DATA SHOWN.
• • •
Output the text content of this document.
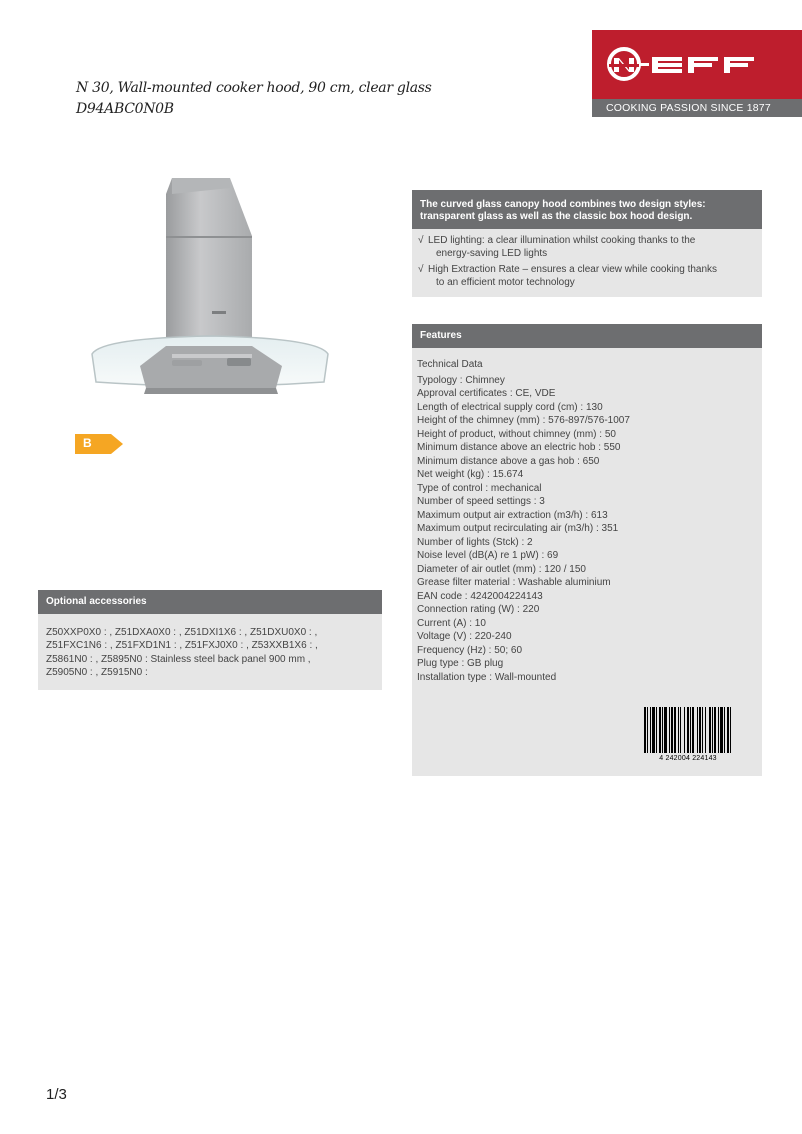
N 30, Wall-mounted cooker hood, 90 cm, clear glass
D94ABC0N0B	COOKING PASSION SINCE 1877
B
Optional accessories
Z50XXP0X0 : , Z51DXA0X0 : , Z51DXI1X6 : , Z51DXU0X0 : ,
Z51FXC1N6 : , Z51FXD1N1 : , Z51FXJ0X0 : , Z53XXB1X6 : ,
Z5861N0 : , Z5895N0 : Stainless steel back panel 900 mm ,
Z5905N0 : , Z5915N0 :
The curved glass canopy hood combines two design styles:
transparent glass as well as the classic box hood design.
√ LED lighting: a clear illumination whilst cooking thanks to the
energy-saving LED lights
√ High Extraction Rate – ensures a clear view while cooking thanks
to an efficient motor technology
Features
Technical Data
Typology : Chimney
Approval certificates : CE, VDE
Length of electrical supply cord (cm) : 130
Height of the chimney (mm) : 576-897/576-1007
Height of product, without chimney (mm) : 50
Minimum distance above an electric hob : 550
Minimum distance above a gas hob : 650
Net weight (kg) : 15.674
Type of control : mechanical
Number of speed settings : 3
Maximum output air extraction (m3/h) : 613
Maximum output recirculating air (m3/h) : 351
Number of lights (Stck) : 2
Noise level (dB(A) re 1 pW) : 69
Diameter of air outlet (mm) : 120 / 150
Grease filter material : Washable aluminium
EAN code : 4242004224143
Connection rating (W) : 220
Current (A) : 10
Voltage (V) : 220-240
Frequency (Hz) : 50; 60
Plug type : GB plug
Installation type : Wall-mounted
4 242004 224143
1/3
• • •
REQUIREMENTS.
Go through the lines above. Select every one that has the string "Minimum".

COMPLETE OUTPUT.
Minimum distance above an electric hob : 550
Minimum distance above a gas hob : 650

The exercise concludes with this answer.